## The problem
Find every line of the listing below where "this" appears, and copy it.

## Raw data
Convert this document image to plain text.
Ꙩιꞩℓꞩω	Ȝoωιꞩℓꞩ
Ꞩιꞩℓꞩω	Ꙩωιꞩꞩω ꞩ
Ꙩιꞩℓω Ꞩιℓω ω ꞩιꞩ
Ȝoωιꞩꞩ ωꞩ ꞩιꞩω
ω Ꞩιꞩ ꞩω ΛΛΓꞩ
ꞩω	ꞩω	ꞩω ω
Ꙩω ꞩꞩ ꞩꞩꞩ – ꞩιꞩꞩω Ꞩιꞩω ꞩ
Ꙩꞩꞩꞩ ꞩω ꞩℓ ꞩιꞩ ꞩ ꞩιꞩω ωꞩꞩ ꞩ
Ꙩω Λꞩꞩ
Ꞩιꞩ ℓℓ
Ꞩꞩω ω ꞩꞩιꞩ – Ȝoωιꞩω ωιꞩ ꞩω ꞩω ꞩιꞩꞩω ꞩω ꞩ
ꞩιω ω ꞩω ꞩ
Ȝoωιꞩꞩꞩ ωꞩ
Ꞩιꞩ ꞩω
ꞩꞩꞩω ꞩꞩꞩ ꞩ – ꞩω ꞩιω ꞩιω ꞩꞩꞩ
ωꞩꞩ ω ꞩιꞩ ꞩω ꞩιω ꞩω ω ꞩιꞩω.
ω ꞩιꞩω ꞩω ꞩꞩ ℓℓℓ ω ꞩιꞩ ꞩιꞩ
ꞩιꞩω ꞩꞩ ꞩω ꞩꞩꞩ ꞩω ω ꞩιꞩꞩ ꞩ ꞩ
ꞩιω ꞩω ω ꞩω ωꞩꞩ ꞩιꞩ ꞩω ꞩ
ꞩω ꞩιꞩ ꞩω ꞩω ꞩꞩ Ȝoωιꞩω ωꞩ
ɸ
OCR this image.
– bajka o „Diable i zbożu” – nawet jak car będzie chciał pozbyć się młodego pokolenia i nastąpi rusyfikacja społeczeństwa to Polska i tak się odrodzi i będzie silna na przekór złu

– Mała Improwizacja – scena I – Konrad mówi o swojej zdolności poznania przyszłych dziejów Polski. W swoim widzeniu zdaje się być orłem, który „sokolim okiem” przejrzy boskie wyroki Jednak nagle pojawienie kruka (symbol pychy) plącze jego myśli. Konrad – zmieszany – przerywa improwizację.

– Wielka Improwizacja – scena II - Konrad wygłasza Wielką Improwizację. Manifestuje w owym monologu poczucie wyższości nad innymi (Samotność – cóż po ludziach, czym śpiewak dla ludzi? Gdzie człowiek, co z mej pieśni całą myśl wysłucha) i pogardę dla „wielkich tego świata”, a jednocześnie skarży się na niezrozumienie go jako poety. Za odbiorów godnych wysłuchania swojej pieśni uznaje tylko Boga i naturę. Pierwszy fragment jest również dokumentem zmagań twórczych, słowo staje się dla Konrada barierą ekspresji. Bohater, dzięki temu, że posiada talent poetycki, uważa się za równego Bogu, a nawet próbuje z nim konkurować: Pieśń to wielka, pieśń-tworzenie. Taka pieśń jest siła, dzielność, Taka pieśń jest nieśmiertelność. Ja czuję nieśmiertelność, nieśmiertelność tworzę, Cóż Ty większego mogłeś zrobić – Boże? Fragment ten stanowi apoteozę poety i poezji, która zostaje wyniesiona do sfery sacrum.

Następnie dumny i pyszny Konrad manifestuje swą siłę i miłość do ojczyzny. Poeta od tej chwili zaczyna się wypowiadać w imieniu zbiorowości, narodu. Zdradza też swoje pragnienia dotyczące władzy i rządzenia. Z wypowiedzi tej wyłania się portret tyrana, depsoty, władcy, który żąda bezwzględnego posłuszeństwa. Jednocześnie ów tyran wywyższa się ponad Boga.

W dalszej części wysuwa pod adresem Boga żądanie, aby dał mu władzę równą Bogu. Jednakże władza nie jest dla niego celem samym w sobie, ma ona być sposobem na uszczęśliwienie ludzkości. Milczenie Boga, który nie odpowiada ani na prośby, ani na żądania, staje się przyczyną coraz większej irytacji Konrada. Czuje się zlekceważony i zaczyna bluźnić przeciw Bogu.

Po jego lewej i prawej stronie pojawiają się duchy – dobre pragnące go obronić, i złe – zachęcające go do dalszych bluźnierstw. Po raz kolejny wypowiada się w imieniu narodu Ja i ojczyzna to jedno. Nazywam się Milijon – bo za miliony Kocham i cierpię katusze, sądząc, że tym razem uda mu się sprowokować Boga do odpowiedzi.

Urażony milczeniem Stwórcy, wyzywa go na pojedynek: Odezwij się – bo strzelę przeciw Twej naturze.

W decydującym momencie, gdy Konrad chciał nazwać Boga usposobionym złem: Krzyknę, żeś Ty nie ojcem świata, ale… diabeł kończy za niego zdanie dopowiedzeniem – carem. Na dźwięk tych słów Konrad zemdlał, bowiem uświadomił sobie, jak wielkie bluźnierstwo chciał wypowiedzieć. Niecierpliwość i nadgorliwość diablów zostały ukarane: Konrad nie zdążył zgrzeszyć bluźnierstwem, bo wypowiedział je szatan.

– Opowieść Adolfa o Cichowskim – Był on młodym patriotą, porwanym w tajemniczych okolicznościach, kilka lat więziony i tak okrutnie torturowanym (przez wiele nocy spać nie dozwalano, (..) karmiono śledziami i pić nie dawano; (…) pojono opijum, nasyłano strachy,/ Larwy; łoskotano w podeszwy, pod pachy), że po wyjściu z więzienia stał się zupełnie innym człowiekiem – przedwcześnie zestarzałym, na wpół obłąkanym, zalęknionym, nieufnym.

## Exercise solution
Convert this document image to plain text.
OCR this image.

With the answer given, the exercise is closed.